§ Exercise task
Go over the entries below line by line, copying each one that contains the word "vertical".

[Saved entries]
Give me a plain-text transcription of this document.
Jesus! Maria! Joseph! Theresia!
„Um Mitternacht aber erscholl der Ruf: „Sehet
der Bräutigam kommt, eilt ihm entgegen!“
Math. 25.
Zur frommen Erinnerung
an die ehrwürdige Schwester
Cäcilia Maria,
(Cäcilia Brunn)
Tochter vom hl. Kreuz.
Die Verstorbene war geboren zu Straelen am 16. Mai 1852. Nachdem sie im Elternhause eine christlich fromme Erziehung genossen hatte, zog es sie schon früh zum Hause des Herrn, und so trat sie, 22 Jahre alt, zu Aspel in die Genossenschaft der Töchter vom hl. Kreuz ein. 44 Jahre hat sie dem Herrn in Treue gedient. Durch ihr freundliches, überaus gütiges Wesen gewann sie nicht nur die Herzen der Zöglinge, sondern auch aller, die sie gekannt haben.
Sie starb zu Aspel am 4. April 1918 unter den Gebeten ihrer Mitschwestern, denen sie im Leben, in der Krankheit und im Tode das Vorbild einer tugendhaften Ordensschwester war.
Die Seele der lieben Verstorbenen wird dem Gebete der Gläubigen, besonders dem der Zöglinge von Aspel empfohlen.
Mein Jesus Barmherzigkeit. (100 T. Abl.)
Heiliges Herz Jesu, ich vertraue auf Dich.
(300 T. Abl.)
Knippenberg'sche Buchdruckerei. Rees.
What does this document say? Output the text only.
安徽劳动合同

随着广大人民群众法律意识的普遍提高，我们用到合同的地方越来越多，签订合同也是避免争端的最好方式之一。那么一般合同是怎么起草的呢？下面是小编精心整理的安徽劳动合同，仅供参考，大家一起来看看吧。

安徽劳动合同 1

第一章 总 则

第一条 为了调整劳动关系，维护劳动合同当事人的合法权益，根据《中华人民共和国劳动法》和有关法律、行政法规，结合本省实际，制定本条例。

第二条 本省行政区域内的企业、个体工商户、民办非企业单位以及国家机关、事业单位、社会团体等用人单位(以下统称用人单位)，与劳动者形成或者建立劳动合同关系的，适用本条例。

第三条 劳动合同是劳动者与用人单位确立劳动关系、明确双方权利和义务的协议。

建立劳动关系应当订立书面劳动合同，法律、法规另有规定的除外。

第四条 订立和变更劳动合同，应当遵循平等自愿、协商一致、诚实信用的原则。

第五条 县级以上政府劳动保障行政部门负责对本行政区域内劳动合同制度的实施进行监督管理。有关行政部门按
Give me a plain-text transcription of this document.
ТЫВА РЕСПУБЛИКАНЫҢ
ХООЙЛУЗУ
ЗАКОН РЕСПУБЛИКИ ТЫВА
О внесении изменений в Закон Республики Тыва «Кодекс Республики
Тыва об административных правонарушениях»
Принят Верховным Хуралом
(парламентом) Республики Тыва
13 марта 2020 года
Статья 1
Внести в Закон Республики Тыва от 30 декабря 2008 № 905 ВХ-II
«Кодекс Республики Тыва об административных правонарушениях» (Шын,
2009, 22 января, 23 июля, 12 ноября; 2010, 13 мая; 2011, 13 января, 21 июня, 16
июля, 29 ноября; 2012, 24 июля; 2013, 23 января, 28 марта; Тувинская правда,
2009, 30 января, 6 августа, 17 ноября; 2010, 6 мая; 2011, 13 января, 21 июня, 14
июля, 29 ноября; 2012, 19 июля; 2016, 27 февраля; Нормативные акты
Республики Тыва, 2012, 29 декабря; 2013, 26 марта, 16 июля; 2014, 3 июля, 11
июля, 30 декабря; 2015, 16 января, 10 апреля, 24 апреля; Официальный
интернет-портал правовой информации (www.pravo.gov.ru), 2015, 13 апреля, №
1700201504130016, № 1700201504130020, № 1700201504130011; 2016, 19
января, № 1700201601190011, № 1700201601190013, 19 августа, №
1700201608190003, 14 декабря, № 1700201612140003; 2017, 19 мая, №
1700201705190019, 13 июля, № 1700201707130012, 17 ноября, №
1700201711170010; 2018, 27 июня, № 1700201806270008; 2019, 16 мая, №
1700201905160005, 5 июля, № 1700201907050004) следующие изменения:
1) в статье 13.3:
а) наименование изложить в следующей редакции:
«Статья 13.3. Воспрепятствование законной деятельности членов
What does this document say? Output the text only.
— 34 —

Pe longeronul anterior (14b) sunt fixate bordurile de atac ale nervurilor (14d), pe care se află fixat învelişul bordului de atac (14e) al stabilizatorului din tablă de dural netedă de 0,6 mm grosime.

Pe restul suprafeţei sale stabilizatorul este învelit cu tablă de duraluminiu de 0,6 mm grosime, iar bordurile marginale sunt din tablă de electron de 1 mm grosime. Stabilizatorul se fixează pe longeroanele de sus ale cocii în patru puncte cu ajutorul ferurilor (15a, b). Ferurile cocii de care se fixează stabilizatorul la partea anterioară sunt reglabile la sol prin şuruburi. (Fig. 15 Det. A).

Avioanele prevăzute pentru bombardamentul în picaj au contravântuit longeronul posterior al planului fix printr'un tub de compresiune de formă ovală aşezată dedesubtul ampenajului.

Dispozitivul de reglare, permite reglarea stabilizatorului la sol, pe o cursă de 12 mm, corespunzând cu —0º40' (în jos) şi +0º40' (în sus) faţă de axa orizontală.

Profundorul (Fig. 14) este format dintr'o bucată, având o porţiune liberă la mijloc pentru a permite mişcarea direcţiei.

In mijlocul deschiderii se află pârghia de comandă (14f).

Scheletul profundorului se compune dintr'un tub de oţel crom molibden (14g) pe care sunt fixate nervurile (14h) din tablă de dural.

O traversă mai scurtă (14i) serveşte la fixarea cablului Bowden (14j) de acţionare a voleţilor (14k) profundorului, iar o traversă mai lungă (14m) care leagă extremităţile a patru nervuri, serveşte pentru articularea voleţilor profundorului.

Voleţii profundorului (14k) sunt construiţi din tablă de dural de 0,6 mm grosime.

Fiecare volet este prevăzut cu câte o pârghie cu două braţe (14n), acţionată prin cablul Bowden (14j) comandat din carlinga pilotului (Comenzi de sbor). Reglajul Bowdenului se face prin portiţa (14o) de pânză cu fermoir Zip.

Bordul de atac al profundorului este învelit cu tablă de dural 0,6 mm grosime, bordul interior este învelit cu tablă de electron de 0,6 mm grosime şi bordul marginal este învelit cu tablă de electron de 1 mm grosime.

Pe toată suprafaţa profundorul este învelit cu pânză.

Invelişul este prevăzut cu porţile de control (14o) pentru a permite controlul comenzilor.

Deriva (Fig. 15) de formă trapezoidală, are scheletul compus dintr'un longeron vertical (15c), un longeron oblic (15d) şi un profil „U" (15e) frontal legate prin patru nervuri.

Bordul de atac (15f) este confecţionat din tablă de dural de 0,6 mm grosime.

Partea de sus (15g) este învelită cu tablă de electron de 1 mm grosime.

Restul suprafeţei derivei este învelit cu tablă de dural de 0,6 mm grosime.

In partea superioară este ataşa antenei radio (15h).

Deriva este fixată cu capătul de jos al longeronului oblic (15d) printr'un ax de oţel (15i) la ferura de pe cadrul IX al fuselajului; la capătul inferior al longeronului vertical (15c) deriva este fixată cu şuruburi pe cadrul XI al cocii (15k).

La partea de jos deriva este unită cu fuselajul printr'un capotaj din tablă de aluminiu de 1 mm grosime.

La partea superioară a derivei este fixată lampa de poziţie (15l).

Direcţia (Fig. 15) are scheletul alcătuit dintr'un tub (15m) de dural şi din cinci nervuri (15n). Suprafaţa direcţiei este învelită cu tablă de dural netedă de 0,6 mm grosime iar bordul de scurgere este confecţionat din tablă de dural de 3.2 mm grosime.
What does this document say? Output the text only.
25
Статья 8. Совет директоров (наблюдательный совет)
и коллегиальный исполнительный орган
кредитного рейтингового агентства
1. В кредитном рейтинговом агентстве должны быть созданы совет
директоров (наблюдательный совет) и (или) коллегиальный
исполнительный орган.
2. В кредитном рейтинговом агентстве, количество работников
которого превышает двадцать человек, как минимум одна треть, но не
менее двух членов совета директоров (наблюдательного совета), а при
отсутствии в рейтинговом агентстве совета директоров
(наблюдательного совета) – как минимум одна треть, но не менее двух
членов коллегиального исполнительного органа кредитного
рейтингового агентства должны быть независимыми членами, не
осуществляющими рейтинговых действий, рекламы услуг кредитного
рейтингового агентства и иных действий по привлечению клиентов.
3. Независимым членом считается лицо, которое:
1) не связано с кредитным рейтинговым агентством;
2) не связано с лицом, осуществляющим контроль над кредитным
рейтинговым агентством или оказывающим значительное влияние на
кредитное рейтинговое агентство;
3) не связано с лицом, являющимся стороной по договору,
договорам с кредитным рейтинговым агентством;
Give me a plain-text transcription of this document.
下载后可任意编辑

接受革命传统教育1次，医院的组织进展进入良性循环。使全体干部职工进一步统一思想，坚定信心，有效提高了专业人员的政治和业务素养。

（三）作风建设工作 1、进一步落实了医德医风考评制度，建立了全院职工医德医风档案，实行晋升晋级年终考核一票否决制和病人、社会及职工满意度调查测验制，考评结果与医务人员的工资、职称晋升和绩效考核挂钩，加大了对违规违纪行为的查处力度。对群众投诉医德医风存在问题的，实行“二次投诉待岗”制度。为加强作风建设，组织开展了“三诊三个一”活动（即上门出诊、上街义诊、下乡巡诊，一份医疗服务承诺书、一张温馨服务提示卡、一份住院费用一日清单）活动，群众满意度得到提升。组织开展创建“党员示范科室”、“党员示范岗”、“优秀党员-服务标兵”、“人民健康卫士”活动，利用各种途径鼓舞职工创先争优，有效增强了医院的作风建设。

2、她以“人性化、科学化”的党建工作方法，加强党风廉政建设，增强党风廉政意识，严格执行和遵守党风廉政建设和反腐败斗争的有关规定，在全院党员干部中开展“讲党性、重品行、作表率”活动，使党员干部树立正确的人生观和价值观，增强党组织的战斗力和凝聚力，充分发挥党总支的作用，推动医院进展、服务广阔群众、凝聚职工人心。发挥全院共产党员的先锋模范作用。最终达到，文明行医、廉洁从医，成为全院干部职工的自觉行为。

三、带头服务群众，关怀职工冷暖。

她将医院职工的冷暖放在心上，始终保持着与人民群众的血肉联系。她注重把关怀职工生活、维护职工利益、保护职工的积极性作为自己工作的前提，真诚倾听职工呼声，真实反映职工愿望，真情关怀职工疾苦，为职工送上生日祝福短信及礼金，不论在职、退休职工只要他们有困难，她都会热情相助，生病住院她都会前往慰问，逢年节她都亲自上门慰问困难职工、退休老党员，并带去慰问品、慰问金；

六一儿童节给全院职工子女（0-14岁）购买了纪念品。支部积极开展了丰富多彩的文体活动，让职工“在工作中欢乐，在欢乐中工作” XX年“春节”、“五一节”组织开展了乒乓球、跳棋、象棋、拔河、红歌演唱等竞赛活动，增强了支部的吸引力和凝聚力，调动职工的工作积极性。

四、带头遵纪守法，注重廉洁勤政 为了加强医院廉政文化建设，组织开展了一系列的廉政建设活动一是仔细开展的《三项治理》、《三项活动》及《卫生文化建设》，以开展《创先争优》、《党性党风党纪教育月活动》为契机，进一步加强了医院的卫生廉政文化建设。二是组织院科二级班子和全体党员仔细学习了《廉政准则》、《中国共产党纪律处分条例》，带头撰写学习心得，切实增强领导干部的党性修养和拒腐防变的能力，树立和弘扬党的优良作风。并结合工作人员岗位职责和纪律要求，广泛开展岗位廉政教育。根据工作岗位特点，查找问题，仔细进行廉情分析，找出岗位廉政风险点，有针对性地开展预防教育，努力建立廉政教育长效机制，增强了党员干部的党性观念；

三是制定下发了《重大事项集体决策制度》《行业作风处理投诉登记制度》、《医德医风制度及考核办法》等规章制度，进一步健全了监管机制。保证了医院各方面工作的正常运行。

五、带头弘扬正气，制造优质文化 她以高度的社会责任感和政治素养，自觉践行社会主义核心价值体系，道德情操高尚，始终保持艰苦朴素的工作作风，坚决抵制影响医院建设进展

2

§ Solution to this task
Deriva (Fig. 15) de formă trapezoidală, are scheletul compus dintr'un longeron vertical (15c), un longeron oblic (15d) şi un profil „U" (15e) frontal legate prin patru nervuri.
Deriva este fixată cu capătul de jos al longeronului oblic (15d) printr'un ax de oţel (15i) la ferura de pe cadrul IX al fuselajului; la capătul inferior al longeronului vertical (15c) deriva este fixată cu şuruburi pe cadrul XI al cocii (15k).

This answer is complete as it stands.